━━━ Texto fornecido

Os óculos de Francisco - por Afonso Camões

É profético aquele filme de Nanni Moretti, que já todos vimos, em que Michel Piccoli, no papel de Papa, sufocado pela intriga e pela clausura do Vaticano, se evade à cúria para vaguear e sentir, sozinho, o bafo do povo pelas ruas de Roma.
É todavia bem real este Jorge Bergoglio, que ainda esta semana desceu à rua para entrar numa loja de ótica e mudar as lentes dos óculos, só as lentes, que a armação acessória continua em bom estado e ele "não queria gastar muito".
Quem vê mal e também não quer gastar muito com um assunto olhado meses a fio como acessório e de soslaio são os dirigentes europeus que se reúnem, terça-feira, para tentarem acordar, num esquema de repartição por quotas, o acolhimento do maior contingente de refugiados que demanda a Europa em várias gerações.

━━━━━━

Prolongue o texto sobre os óculos de Francisco, continuando a partir da última frase apresentada. Os itens constituem material à parte, sem ligação com o texto sobre os óculos de Francisco.

━━━ Dados extraídos

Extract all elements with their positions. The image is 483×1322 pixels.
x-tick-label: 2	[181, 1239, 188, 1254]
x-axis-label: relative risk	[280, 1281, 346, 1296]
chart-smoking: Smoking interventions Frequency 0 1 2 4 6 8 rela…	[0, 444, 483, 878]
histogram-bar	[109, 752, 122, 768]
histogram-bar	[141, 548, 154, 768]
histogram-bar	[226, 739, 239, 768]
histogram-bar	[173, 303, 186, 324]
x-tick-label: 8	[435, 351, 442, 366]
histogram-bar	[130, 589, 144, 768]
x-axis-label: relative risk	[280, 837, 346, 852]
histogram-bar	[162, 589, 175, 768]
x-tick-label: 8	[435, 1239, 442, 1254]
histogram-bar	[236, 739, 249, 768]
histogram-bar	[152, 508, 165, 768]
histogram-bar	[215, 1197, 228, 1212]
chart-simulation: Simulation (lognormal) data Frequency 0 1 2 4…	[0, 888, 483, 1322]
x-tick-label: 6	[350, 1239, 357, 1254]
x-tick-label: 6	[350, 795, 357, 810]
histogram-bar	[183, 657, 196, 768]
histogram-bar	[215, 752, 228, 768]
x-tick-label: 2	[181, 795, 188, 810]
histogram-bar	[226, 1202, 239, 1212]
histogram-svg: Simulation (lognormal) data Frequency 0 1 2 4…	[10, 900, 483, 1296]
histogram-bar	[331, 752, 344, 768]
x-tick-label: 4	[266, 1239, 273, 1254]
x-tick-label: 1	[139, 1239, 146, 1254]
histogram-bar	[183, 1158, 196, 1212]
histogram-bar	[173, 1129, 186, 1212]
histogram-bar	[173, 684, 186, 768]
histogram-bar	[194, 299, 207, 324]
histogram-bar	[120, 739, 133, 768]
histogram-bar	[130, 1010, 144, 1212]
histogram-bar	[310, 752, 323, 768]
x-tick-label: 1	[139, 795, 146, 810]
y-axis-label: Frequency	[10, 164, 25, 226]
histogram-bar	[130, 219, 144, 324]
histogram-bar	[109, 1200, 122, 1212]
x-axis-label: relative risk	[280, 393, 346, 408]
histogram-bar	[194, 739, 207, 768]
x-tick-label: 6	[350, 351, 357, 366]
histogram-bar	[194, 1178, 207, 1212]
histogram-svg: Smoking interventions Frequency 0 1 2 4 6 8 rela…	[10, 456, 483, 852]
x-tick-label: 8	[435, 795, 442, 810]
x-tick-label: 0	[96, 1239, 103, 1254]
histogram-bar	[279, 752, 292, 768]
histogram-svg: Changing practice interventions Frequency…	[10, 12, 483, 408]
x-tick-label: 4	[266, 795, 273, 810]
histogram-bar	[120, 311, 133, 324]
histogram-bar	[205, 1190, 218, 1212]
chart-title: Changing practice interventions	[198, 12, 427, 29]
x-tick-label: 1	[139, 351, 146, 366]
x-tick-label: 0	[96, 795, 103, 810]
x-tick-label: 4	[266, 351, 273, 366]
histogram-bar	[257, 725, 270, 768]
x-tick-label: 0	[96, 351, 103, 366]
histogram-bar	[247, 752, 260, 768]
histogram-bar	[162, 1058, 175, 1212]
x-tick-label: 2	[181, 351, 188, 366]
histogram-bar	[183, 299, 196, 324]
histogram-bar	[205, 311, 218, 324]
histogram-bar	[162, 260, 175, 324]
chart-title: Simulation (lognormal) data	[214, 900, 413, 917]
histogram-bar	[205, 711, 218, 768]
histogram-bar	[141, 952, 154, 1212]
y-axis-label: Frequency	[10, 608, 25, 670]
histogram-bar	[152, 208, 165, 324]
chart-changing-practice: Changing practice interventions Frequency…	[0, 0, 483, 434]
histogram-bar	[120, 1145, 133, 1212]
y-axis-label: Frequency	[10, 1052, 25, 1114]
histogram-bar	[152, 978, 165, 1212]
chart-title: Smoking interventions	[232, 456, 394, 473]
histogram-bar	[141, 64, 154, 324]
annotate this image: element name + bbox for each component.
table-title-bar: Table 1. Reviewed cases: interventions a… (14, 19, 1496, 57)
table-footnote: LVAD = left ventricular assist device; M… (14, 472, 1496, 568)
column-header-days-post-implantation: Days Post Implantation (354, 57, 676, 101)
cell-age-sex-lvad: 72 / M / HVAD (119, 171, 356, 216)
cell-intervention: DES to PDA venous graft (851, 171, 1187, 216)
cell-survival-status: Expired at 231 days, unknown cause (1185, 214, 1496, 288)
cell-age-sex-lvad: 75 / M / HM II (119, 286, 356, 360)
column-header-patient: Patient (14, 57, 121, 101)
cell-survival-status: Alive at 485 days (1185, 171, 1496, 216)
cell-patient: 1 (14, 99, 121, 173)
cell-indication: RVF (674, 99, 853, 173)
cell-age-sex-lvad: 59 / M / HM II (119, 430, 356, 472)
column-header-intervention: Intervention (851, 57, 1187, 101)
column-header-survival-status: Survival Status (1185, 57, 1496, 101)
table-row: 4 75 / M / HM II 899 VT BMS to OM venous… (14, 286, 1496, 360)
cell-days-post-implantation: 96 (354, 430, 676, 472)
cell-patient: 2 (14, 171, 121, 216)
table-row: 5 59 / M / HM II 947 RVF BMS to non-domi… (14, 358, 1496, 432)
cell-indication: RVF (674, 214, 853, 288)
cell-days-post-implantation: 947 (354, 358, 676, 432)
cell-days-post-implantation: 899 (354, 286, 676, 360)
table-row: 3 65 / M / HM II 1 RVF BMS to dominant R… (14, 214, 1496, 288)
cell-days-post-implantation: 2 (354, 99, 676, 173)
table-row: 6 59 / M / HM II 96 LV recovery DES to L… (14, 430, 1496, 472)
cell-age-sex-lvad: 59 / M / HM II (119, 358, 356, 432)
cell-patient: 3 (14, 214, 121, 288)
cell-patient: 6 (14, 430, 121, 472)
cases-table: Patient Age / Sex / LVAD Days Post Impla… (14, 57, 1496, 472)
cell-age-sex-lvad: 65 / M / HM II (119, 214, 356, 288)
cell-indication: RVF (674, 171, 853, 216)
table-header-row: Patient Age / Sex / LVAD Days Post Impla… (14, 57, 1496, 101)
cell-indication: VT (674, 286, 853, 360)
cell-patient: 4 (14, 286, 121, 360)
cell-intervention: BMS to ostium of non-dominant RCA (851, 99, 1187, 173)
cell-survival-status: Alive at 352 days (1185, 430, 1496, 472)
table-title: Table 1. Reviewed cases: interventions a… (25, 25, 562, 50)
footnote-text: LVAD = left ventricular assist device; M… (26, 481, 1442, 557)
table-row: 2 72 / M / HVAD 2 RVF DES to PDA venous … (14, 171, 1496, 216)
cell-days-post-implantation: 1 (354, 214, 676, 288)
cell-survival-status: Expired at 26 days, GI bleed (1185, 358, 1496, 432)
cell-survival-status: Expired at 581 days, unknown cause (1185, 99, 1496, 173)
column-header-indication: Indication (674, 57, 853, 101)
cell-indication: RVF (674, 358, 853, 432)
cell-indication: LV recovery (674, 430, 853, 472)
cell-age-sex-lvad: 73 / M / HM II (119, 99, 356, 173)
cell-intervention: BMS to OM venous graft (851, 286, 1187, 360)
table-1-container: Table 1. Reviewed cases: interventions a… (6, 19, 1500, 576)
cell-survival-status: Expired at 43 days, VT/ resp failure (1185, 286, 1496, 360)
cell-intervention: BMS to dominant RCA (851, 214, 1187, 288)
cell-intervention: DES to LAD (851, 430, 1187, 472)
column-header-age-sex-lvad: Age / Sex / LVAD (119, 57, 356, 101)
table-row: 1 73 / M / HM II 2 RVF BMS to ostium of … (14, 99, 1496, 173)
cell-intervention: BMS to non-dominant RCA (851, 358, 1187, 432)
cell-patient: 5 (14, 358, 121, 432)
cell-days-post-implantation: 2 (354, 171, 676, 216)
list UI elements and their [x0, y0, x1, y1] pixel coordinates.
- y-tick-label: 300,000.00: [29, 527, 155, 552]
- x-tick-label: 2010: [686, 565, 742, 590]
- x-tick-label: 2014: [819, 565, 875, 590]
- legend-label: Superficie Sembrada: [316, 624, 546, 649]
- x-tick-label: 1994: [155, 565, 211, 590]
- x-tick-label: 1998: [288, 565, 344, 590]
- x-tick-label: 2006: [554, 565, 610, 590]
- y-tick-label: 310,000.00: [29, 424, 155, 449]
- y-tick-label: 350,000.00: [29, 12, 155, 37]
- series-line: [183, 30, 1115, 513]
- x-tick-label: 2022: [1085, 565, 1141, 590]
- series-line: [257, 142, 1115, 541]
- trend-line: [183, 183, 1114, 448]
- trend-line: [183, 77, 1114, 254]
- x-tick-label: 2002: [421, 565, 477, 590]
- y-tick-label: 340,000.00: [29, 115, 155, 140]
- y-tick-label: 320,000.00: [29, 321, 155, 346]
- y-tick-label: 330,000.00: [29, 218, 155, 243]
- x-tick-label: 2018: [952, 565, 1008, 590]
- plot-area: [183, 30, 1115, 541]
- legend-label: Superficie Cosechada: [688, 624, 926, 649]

━━━━━━

• _Resultado do exercício_
Como quem "divide um mal pelas aldeias", há meio ano que a Comissão Europeia esbraceja por um acordo entre os sócios da União. Nas contas de abril, havia que repartir 40 mil refugiados e a Portugal caber-nos-ia receber à volta de 1700. O problema, que então era acessório, é agora uma emergência. A conta de Bruxelas vai em 120 mil, cabendo a Portugal uma quota de 3074 refugiados que começam a chegar nos próximos dias. Acontece que a desgraça amontoada nos campos ou salva dos naufrágios no Mediterrâneo não espera nos sofás do Berlaymont. O número global de refugiados cresce a cada dia e já ultrapassa os 600 mil em solo europeu.
É então que intervém o Papa, num apelo para "que cada paróquia, cada comunidade religiosa, cada mosteiro, cada santuário da Europa acolha uma família" de refugiados. Fê-lo em tom de grave urgência, por ocasião do Angelus.
Uma simples família de duas ou três pessoas por paróquia, senhores!
Ajudemos pois Jean-Claude Juncker e seus pares nas suas contas: Só na Alemanha, França e Itália, estão contabilizadas mais de 50 mil paróquias, sem contar com as comunidades religiosas e mosteiros. Em Portugal, são 4380 paróquias...
Uma família por paróquia, senhores!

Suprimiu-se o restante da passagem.